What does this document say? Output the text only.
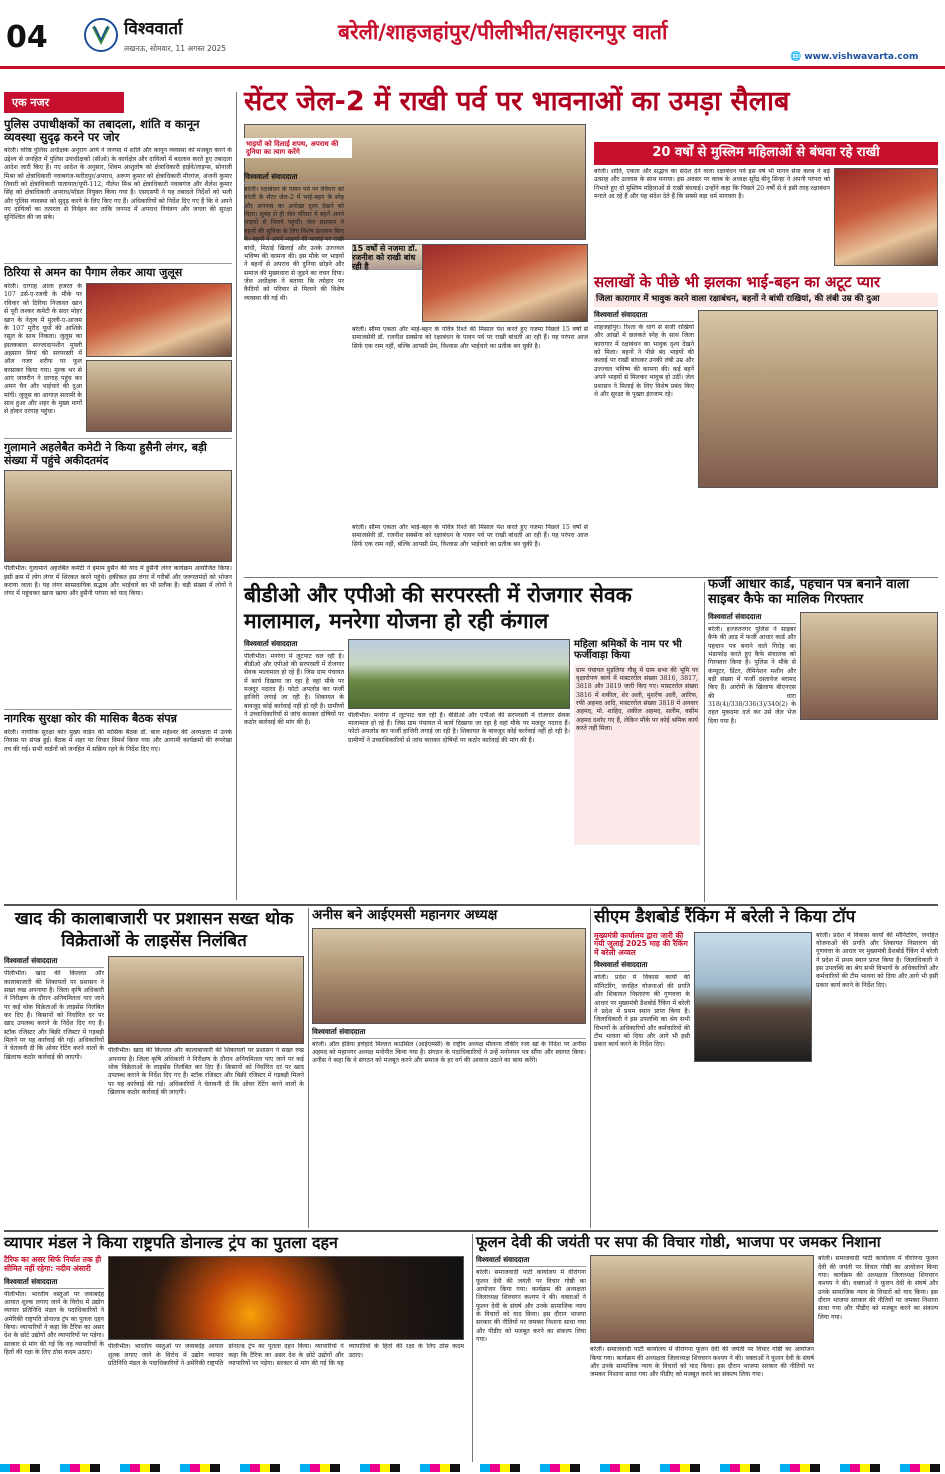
04	विश्ववार्ता
लखनऊ, सोमवार, 11 अगस्त 2025
बरेली/शाहजहांपुर/पीलीभीत/सहारनपुर वार्ता
🌐 www.vishwavarta.com
एक नजर
पुलिस उपाधीक्षकों का तबादला, शांति व कानून व्यवस्था सुदृढ़ करने पर जोर
बरेली। वरिष्ठ पुलिस अधीक्षक अनुराग आर्य ने जनपद में शांति और कानून व्यवस्था को मजबूत करने के उद्देश्य से जनहित में पुलिस उपाधीक्षकों (सीओ) के कार्यक्षेत्र और दायित्वों में बदलाव करते हुए तबादला आदेश जारी किए हैं। नए आदेश के अनुसार, शिवम आशुतोष को क्षेत्राधिकारी हाईवे/लाइन्स, सोनाली मिश्रा को क्षेत्राधिकारी नवाबगंज-फरीदपुर/अपराध, अरूण कुमार को क्षेत्राधिकारी मीरगंज, अंजनी कुमार तिवारी को क्षेत्राधिकारी यातायात/यूपी-112, नीलेश मिश्र को क्षेत्राधिकारी नवाबगंज और शैलेश कुमार सिंह को क्षेत्राधिकारी अपराध/मॉडल नियुक्त किया गया है। एसएसपी ने यह तबादले निर्देशों को भली और पुलिस व्यवस्था को सुदृढ़ करने के लिए किए गए हैं। अधिकारियों को निर्देश दिए गए हैं कि वे अपने नए दायित्वों का तत्परता से निर्वहन कर ताकि जनपद में अपराध नियंत्रण और जनता की सुरक्षा सुनिश्चित की जा सके।
ठिरिया से अमन का पैगाम लेकर आया जुलूस
बरेली। दरगाह आला हजरत के 107 उर्स-ए-रजवी के मौके पर रविवार को ठिरिया निजावत खान से पूरी लश्कर कमेटी के सदर मोहर खान के नेतृत्व में मुल्ली-ए-आजम के 107 मुरीद यूथों की आशिक़े रसूल के साथ निकला। जुलूस का इस्तकबाल सज्जादानशीन मुफ्ती अहसान मियां की सरपरस्ती में ऑल नजर शरीफ पर फूल बरसाकर किया गया। मुल्क भर से आए जायरीन ने दरगाह पहुंच कर अमन चैन और भाईचारे की दुआ मांगी। जुलूस का आगाज़ सलामी के साथ हुआ और शहर के मुख्य मार्गों से होकर दरगाह पहुंचा।
गुलामाने अहलेबैत कमेटी ने किया हुसैनी लंगर, बड़ी संख्या में पहुंचे अकीदतमंद
पीलीभीत। गुलामाने अहलेबैत कमेटी ने इमाम हुसैन की याद में हुसैनी लंगर कार्यक्रम आयोजित किया। इसी क्रम में लोग लंगर में शिरकत करने पहुंचे। हकीकत इस लंगर में गरीबों और जरूरतमंदों को भोजन कराया जाता है। यह लंगर साम्प्रदायिक सद्भाव और भाईचारे का भी प्रतीक है। बड़ी संख्या में लोगों ने लंगर में पहुंचकर खाना खाया और हुसैनी परंपरा को याद किया।
नागरिक सुरक्षा कोर की मासिक बैठक संपन्न
बरेली। नागरिक सुरक्षा कोर मुख्य वार्डन की मासिक बैठक डॉ. बाल महेश्वर की अध्यक्षता में उनके निवास पर संपन्न हुई। बैठक में शहर पर विचार विमर्श किया गया और आगामी कार्यक्रमों की रूपरेखा तय की गई। सभी वार्डनों को जनहित में सक्रिय रहने के निर्देश दिए गए।
सेंटर जेल-2 में राखी पर्व पर भावनाओं का उमड़ा सैलाब
भाइयों को दिलाई शपथ, अपराध की दुनिया का त्याग करेंगे
विश्ववार्ता संवाददाता
बरेली। रक्षाबंधन के पावन पर्व पर रविवार को बरेली के सेंटर जेल-2 में भाई-बहन के स्नेह और अपनत्व का अनोखा दृश्य देखने को मिला। सुबह से ही जेल परिसर में बहनें अपने भाइयों से मिलने पहुंचीं। जेल प्रशासन ने बहनों की सुविधा के लिए विशेष इंतजाम किए थे। बहनों ने अपने भाइयों की कलाई पर राखी बांधी, मिठाई खिलाई और उनके उज्ज्वल भविष्य की कामना की। इस मौके पर भाइयों ने बहनों से अपराध की दुनिया छोड़ने और समाज की मुख्यधारा से जुड़ने का वचन दिया। जेल अधीक्षक ने बताया कि त्योहार पर कैदियों को परिवार से मिलाने की विशेष व्यवस्था की गई थी।
15 वर्षों से नजमा डॉ. रजनीश को राखी बांध रही है
बरेली। सौम्य एकता और भाई-बहन के पवित्र रिश्ते की मिसाल पेश करते हुए नजमा पिछले 15 वर्षों से समाजसेवी डॉ. रजनीश सक्सेना को रक्षाबंधन के पावन पर्व पर राखी बांधती आ रही हैं। यह परंपरा आज सिर्फ एक रस्म नहीं, बल्कि आपसी प्रेम, विश्वास और भाईचारे का प्रतीक बन चुकी है।
बरेली। सौम्य एकता और भाई-बहन के पवित्र रिश्ते की मिसाल पेश करते हुए नजमा पिछले 15 वर्षों से समाजसेवी डॉ. रजनीश सक्सेना को रक्षाबंधन के पावन पर्व पर राखी बांधती आ रही हैं। यह परंपरा आज सिर्फ एक रस्म नहीं, बल्कि आपसी प्रेम, विश्वास और भाईचारे का प्रतीक बन चुकी है।
20 वर्षों से मुस्लिम महिलाओं से बंधवा रहे राखी
बरेली। शांति, एकता और सद्भाव का संदेश देने वाला रक्षाबंधन पर्व इस वर्ष भी मानव सेवा क्लब ने बड़े उत्साह और उल्लास के साथ मनाया। इस अवसर पर क्लब के अध्यक्ष सुरेंद्र बीनू सिन्हा ने अपनी परंपरा को निभाते हुए दो मुस्लिम महिलाओं से राखी बंधवाई। उन्होंने कहा कि पिछले 20 वर्षों से वे इसी तरह रक्षाबंधन मनाते आ रहे हैं और यह संदेश देते हैं कि सबसे बड़ा धर्म मानवता है।
सलाखों के पीछे भी झलका भाई-बहन का अटूट प्यार
जिला कारागार में भावुक करने वाला रक्षाबंधन, बहनों ने बांधी राखियां, की लंबी उम्र की दुआ
विश्ववार्ता संवाददाता
शाहजहांपुर। रिश्ता के धागे से सजी राखियों और आंखों में छलकते स्नेह के साथ जिला कारागार में रक्षाबंधन का भावुक दृश्य देखने को मिला। बहनों ने पीछे बंद भाइयों की कलाई पर राखी बांधकर उनकी लंबी उम्र और उज्ज्वल भविष्य की कामना की। कई बहनें अपने भाइयों से मिलकर भावुक हो उठीं। जेल प्रशासन ने मिलाई के लिए विशेष प्रबंध किए थे और सुरक्षा के पुख्ता इंतजाम रहे।
बीडीओ और एपीओ की सरपरस्ती में रोजगार सेवक मालामाल, मनरेगा योजना हो रही कंगाल
विश्ववार्ता संवाददाता
पीलीभीत। मनरेगा में लूटपाट चल रही है। बीडीओ और एपीओ की सरपरस्ती में रोजगार सेवक मालामाल हो रहे हैं। जिस ग्राम पंचायत में कार्य दिखाया जा रहा है वहां मौके पर मजदूर नदारद हैं। फोटो अपलोड कर फर्जी हाजिरी लगाई जा रही है। शिकायत के बावजूद कोई कार्रवाई नहीं हो रही है। ग्रामीणों ने उच्चाधिकारियों से जांच कराकर दोषियों पर कठोर कार्रवाई की मांग की है।
पीलीभीत। मनरेगा में लूटपाट चल रही है। बीडीओ और एपीओ की सरपरस्ती में रोजगार सेवक मालामाल हो रहे हैं। जिस ग्राम पंचायत में कार्य दिखाया जा रहा है वहां मौके पर मजदूर नदारद हैं। फोटो अपलोड कर फर्जी हाजिरी लगाई जा रही है। शिकायत के बावजूद कोई कार्रवाई नहीं हो रही है। ग्रामीणों ने उच्चाधिकारियों से जांच कराकर दोषियों पर कठोर कार्रवाई की मांग की है।
महिला श्रमिकों के नाम पर भी फर्जीवाड़ा किया
ग्राम पंचायत मुड़लिया गौसू में ग्राम सभा की भूमि पर वृक्षारोपण कार्य में मास्टररोल संख्या 3816, 3817, 3818 और 3819 जारी किए गए। मास्टररोल संख्या 3816 में शकील, शेर अली, मुशर्रफ अली, आरिफ, रफी अहमद आदि, मास्टररोल संख्या 3818 में अनवार अहमद, मो. शाहिद, शकील अहमद, सलीम, वसीम अहमद दर्शाए गए हैं, लेकिन मौके पर कोई श्रमिक कार्य करते नहीं मिला।
फर्जी आधार कार्ड, पहचान पत्र बनाने वाला साइबर कैफे का मालिक गिरफ्तार
विश्ववार्ता संवाददाता
बरेली। इज्जतनगर पुलिस ने साइबर कैफे की आड़ में फर्जी आधार कार्ड और पहचान पत्र बनाने वाले गिरोह का भंडाफोड़ करते हुए कैफे संचालक को गिरफ्तार किया है। पुलिस ने मौके से कंप्यूटर, प्रिंटर, लैमिनेशन मशीन और बड़ी संख्या में फर्जी दस्तावेज बरामद किए हैं। आरोपी के खिलाफ बीएनएस की धारा 318(4)/338/336(3)/340(2) के तहत मुकदमा दर्ज कर उसे जेल भेज दिया गया है।
खाद की कालाबाजारी पर प्रशासन सख्त थोक विक्रेताओं के लाइसेंस निलंबित
विश्ववार्ता संवाददाता
पीलीभीत। खाद की किल्लत और कालाबाजारी की शिकायतों पर प्रशासन ने सख्त रुख अपनाया है। जिला कृषि अधिकारी ने निरीक्षण के दौरान अनियमितता पाए जाने पर कई थोक विक्रेताओं के लाइसेंस निलंबित कर दिए हैं। किसानों को निर्धारित दर पर खाद उपलब्ध कराने के निर्देश दिए गए हैं। स्टॉक रजिस्टर और बिक्री रजिस्टर में गड़बड़ी मिलने पर यह कार्रवाई की गई। अधिकारियों ने चेतावनी दी कि ओवर रेटिंग करने वालों के खिलाफ कठोर कार्रवाई की जाएगी।
पीलीभीत। खाद की किल्लत और कालाबाजारी की शिकायतों पर प्रशासन ने सख्त रुख अपनाया है। जिला कृषि अधिकारी ने निरीक्षण के दौरान अनियमितता पाए जाने पर कई थोक विक्रेताओं के लाइसेंस निलंबित कर दिए हैं। किसानों को निर्धारित दर पर खाद उपलब्ध कराने के निर्देश दिए गए हैं। स्टॉक रजिस्टर और बिक्री रजिस्टर में गड़बड़ी मिलने पर यह कार्रवाई की गई। अधिकारियों ने चेतावनी दी कि ओवर रेटिंग करने वालों के खिलाफ कठोर कार्रवाई की जाएगी।
अनीस बने आईएमसी महानगर अध्यक्ष
विश्ववार्ता संवाददाता
बरेली। ऑल इंडिया इत्तेहादे मिल्लत काउंसिल (आईएमसी) के राष्ट्रीय अध्यक्ष मौलाना तौकीर रजा खां के निर्देश पर अनीस अहमद को महानगर अध्यक्ष मनोनीत किया गया है। संगठन के पदाधिकारियों ने उन्हें मनोनयन पत्र सौंपा और स्वागत किया। अनीस ने कहा कि वे संगठन को मजबूत करने और समाज के हर वर्ग की आवाज उठाने का काम करेंगे।
सीएम डैशबोर्ड रैंकिंग में बरेली ने किया टॉप
मुख्यमंत्री कार्यालय द्वारा जारी की गयी जुलाई 2025 माह की रैकिंग में बरेली अव्वल
विश्ववार्ता संवाददाता
बरेली। प्रदेश में विकास कार्यों की मॉनिटरिंग, जनहित योजनाओं की प्रगति और शिकायत निस्तारण की गुणवत्ता के आधार पर मुख्यमंत्री डैशबोर्ड रैंकिंग में बरेली ने प्रदेश में प्रथम स्थान प्राप्त किया है। जिलाधिकारी ने इस उपलब्धि का श्रेय सभी विभागों के अधिकारियों और कर्मचारियों की टीम भावना को दिया और आगे भी इसी प्रकार कार्य करने के निर्देश दिए।
बरेली। प्रदेश में विकास कार्यों की मॉनिटरिंग, जनहित योजनाओं की प्रगति और शिकायत निस्तारण की गुणवत्ता के आधार पर मुख्यमंत्री डैशबोर्ड रैंकिंग में बरेली ने प्रदेश में प्रथम स्थान प्राप्त किया है। जिलाधिकारी ने इस उपलब्धि का श्रेय सभी विभागों के अधिकारियों और कर्मचारियों की टीम भावना को दिया और आगे भी इसी प्रकार कार्य करने के निर्देश दिए।
व्यापार मंडल ने किया राष्ट्रपति डोनाल्ड ट्रंप का पुतला दहन
टैरिफ का असर सिर्फ निर्यात तक ही सीमित नहीं रहेगा: नदीम अंसारी
विश्ववार्ता संवाददाता
पीलीभीत। भारतीय वस्तुओं पर जवाबदेह आयात शुल्क लगाए जाने के विरोध में उद्योग व्यापार प्रतिनिधि मंडल के पदाधिकारियों ने अमेरिकी राष्ट्रपति डोनाल्ड ट्रंप का पुतला दहन किया। व्यापारियों ने कहा कि टैरिफ का असर देश के छोटे उद्योगों और व्यापारियों पर पड़ेगा। सरकार से मांग की गई कि वह व्यापारियों के हितों की रक्षा के लिए ठोस कदम उठाए।
पीलीभीत। भारतीय वस्तुओं पर जवाबदेह आयात शुल्क लगाए जाने के विरोध में उद्योग व्यापार प्रतिनिधि मंडल के पदाधिकारियों ने अमेरिकी राष्ट्रपति डोनाल्ड ट्रंप का पुतला दहन किया। व्यापारियों ने कहा कि टैरिफ का असर देश के छोटे उद्योगों और व्यापारियों पर पड़ेगा। सरकार से मांग की गई कि वह व्यापारियों के हितों की रक्षा के लिए ठोस कदम उठाए।
फूलन देवी की जयंती पर सपा की विचार गोष्ठी, भाजपा पर जमकर निशाना
विश्ववार्ता संवाददाता
बरेली। समाजवादी पार्टी कार्यालय में वीरांगना फूलन देवी की जयंती पर विचार गोष्ठी का आयोजन किया गया। कार्यक्रम की अध्यक्षता जिलाध्यक्ष शिवचरन कश्यप ने की। वक्ताओं ने फूलन देवी के संघर्ष और उनके सामाजिक न्याय के विचारों को याद किया। इस दौरान भाजपा सरकार की नीतियों पर जमकर निशाना साधा गया और पीडीए को मजबूत करने का संकल्प लिया गया।
बरेली। समाजवादी पार्टी कार्यालय में वीरांगना फूलन देवी की जयंती पर विचार गोष्ठी का आयोजन किया गया। कार्यक्रम की अध्यक्षता जिलाध्यक्ष शिवचरन कश्यप ने की। वक्ताओं ने फूलन देवी के संघर्ष और उनके सामाजिक न्याय के विचारों को याद किया। इस दौरान भाजपा सरकार की नीतियों पर जमकर निशाना साधा गया और पीडीए को मजबूत करने का संकल्प लिया गया।
बरेली। समाजवादी पार्टी कार्यालय में वीरांगना फूलन देवी की जयंती पर विचार गोष्ठी का आयोजन किया गया। कार्यक्रम की अध्यक्षता जिलाध्यक्ष शिवचरन कश्यप ने की। वक्ताओं ने फूलन देवी के संघर्ष और उनके सामाजिक न्याय के विचारों को याद किया। इस दौरान भाजपा सरकार की नीतियों पर जमकर निशाना साधा गया और पीडीए को मजबूत करने का संकल्प लिया गया।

> [Instructions to follow]:
Select all lines in the listing that include the word "अहमद".

> [Reply]:
ग्राम पंचायत मुड़लिया गौसू में ग्राम सभा की भूमि पर वृक्षारोपण कार्य में मास्टररोल संख्या 3816, 3817, 3818 और 3819 जारी किए गए। मास्टररोल संख्या 3816 में शकील, शेर अली, मुशर्रफ अली, आरिफ, रफी अहमद आदि, मास्टररोल संख्या 3818 में अनवार अहमद, मो. शाहिद, शकील अहमद, सलीम, वसीम अहमद दर्शाए गए हैं, लेकिन मौके पर कोई श्रमिक कार्य करते नहीं मिला।
बरेली। ऑल इंडिया इत्तेहादे मिल्लत काउंसिल (आईएमसी) के राष्ट्रीय अध्यक्ष मौलाना तौकीर रजा खां के निर्देश पर अनीस अहमद को महानगर अध्यक्ष मनोनीत किया गया है। संगठन के पदाधिकारियों ने उन्हें मनोनयन पत्र सौंपा और स्वागत किया। अनीस ने कहा कि वे संगठन को मजबूत करने और समाज के हर वर्ग की आवाज उठाने का काम करेंगे।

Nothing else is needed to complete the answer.